--- TEXT PASSAGE ---
** Begin **

- Season one logo
- Developed by: Proper Television
- Written by: Andrew Younghusband
- Presented by: Andrew Younghusband
- Country of origin: Canada
- Original language: English
- No. of seasons: 6
- No. of episodes: 45

Production
- Executive producer: Guy O'Sullivan
- Running time: 60 minutes (including commercials)

Original release
- Network: Discovery Channel Canada
- Release: March 13, 2006 – June 13, 2011

Related
- Canada's Worst Driver Blood, Sweat & Tools

= Canada's Worst Handyman =

Canadian television series

Canada's Worst Handyman is a Canadian television series that aired on Discovery Channel Canada from March 13, 2006 to June 13, 2011. Based on a one-off 2004 episode of Britain's Worst DIYer, the show was produced by Proper Television, whose president, Guy O'Sullivan, was the director of the original Britain's Worst Driver series until its 2003 cancellation and shared its production with Canada's Worst Driver, including executive producer and host Andrew Younghusband. Like sister series Canada's Worst Driver, there have been similar adaptations in other English-speaking countries, in the United States in 2011, with America's 10 Worst DIYers and in Britain with a Britain's Worst 2005 spin-off series, Britain's Worst DIYer. Six seasons of the show have been completed. Throughout the show's five years on air, Younghusband remained in his role of being the only host of Canada's Worst Handyman and, like with Canada's Worst Driver, has appeared in every season. On January 10, 2013, the series' Facebook page posted a statement that the show is "on hiatus with an unknown date for relaunch." In June 2014, Discovery Channel Canada started canvassing for couples at www.badhandyman.ca. The new version of the show aired in 2015 under the title Blood, Sweat & Tools, featuring couples instead of individual handymen.

** End **

--- SOURCE DATA ---
** Begin **

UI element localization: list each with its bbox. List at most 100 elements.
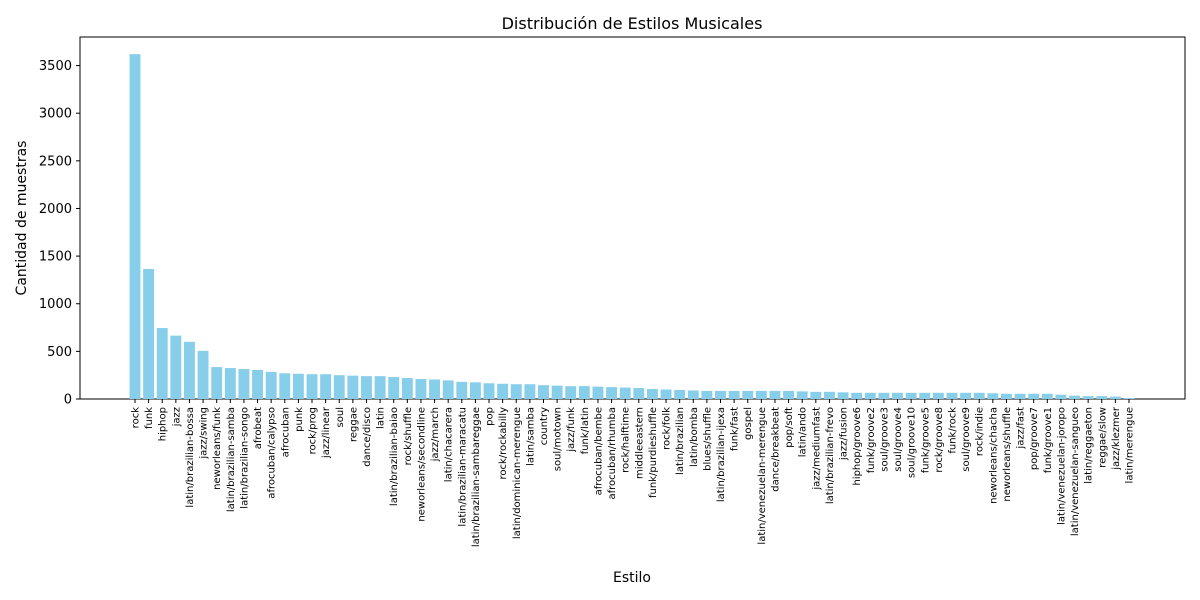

** End **

--- TO-DO LIST ---
(A) According to the text about Canada's Worst Handyman, what was the series based on?
(B) From the Canada's Worst Handyman text, list every detail given under the "Production" and "Original release" headings, along with its value.
(C) Please explain, in one to three sentences, what tied the producer of Canada's Worst Handyman to the original Britain's Worst Driver series, based on the Canada's Worst Handyman text.
The listing has no connection to the text about Canada's Worst Handyman.

--- RESULTS ---
(A) A one-off 2004 episode of Britain's Worst DIYer.

(B)
- Executive producer: Guy O'Sullivan
- Running time: 60 minutes (including commercials)
- Network: Discovery Channel Canada
- Release: March 13, 2006 – June 13, 2011

(C) The show was produced by Proper Television. Its president, Guy O'Sullivan, had directed the original Britain's Worst Driver series until that series was canceled in 2003.